__Work to complete__.
Render the following material again verbatim, leaving nothing out.

__Stored rows__.
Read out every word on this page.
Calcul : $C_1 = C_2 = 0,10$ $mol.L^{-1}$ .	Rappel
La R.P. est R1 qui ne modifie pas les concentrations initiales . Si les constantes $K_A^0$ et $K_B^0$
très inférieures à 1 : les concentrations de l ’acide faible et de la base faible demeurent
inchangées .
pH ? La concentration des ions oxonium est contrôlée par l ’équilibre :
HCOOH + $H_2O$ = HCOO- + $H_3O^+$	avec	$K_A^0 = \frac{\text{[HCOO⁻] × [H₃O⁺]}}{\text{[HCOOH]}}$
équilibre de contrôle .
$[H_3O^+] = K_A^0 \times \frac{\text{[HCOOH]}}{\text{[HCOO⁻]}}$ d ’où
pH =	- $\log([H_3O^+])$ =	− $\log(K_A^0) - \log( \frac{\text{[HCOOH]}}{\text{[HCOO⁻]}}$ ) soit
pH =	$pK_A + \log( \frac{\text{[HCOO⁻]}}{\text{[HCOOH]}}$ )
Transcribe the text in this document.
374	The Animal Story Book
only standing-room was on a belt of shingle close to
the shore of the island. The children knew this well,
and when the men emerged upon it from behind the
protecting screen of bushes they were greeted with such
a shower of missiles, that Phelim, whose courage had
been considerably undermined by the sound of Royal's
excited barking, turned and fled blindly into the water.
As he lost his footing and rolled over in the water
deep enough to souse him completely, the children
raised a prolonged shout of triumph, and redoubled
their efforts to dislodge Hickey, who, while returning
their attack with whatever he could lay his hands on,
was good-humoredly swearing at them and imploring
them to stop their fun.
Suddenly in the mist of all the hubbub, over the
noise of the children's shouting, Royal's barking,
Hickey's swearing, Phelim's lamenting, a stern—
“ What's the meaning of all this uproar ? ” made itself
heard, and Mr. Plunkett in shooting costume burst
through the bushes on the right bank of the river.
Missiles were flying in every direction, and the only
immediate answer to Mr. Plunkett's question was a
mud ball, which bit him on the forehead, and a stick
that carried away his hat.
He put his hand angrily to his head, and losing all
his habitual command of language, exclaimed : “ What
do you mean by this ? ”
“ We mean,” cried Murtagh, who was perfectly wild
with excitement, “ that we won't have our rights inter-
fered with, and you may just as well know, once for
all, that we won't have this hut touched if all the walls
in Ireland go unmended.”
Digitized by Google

__Answer to this task__.
Read out every word on this page.
Calcul : $C_1 = C_2 = 0,10$ $mol.L^{-1}$ .	Rappel
La R.P. est R1 qui ne modifie pas les concentrations initiales . Si les constantes $K_A^0$ et $K_B^0$
très inférieures à 1 : les concentrations de l ’acide faible et de la base faible demeurent
inchangées .
pH ? La concentration des ions oxonium est contrôlée par l ’équilibre :
HCOOH + $H_2O$ = HCOO- + $H_3O^+$	avec	$K_A^0 = \frac{\text{[HCOO⁻] × [H₃O⁺]}}{\text{[HCOOH]}}$
équilibre de contrôle .
$[H_3O^+] = K_A^0 \times \frac{\text{[HCOOH]}}{\text{[HCOO⁻]}}$ d ’où
pH =	- $\log([H_3O^+])$ =	− $\log(K_A^0) - \log( \frac{\text{[HCOOH]}}{\text{[HCOO⁻]}}$ ) soit
pH =	$pK_A + \log( \frac{\text{[HCOO⁻]}}{\text{[HCOOH]}}$ )
Transcribe the text in this document.
374	The Animal Story Book
only standing-room was on a belt of shingle close to
the shore of the island. The children knew this well,
and when the men emerged upon it from behind the
protecting screen of bushes they were greeted with such
a shower of missiles, that Phelim, whose courage had
been considerably undermined by the sound of Royal's
excited barking, turned and fled blindly into the water.
As he lost his footing and rolled over in the water
deep enough to souse him completely, the children
raised a prolonged shout of triumph, and redoubled
their efforts to dislodge Hickey, who, while returning
their attack with whatever he could lay his hands on,
was good-humoredly swearing at them and imploring
them to stop their fun.
Suddenly in the mist of all the hubbub, over the
noise of the children's shouting, Royal's barking,
Hickey's swearing, Phelim's lamenting, a stern—
“ What's the meaning of all this uproar ? ” made itself
heard, and Mr. Plunkett in shooting costume burst
through the bushes on the right bank of the river.
Missiles were flying in every direction, and the only
immediate answer to Mr. Plunkett's question was a
mud ball, which bit him on the forehead, and a stick
that carried away his hat.
He put his hand angrily to his head, and losing all
his habitual command of language, exclaimed : “ What
do you mean by this ? ”
“ We mean,” cried Murtagh, who was perfectly wild
with excitement, “ that we won't have our rights inter-
fered with, and you may just as well know, once for
all, that we won't have this hut touched if all the walls
in Ireland go unmended.”
Digitized by Google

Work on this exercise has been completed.